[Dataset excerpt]
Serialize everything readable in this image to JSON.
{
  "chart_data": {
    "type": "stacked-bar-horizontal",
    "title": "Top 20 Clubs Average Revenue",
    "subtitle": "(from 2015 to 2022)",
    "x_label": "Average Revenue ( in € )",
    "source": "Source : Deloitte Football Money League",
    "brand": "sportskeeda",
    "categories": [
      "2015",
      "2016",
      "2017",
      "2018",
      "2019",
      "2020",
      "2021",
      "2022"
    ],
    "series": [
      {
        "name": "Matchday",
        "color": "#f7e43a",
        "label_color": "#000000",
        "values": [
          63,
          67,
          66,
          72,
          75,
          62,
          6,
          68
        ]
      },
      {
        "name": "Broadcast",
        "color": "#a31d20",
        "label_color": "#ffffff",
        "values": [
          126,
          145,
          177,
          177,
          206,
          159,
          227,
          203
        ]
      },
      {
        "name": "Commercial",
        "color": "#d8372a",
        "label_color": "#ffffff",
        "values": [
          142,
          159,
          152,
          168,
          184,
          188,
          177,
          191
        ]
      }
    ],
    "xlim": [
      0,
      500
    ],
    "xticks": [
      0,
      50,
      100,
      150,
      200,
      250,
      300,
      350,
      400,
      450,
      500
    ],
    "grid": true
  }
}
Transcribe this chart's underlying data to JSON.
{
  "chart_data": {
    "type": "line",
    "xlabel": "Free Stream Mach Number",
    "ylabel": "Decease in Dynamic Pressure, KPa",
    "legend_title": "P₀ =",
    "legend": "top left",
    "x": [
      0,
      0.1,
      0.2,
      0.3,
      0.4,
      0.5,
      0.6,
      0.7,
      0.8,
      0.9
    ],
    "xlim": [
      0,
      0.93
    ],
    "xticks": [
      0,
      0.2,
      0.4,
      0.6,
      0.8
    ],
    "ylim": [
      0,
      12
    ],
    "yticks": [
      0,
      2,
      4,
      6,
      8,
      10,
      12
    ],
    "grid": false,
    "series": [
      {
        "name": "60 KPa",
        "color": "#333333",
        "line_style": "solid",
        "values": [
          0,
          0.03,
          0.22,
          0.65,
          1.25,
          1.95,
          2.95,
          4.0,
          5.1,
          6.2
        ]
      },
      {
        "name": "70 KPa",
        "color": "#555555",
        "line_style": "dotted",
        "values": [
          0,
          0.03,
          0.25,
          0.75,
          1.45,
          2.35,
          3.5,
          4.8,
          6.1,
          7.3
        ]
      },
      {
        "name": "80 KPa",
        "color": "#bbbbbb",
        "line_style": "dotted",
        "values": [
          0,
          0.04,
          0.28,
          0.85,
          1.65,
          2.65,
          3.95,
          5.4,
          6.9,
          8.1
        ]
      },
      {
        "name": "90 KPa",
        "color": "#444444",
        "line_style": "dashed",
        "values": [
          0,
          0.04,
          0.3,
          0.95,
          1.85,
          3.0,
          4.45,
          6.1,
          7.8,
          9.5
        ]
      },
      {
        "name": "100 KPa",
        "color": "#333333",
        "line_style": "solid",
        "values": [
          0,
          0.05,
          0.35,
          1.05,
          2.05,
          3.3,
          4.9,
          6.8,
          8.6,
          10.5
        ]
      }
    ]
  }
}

Task goal
Using the records above, select and copy every line that has the word "name".

Answer to this task
        "name": "Matchday",
        "name": "Broadcast",
        "name": "Commercial",
        "name": "60 KPa",
        "name": "70 KPa",
        "name": "80 KPa",
        "name": "90 KPa",
        "name": "100 KPa",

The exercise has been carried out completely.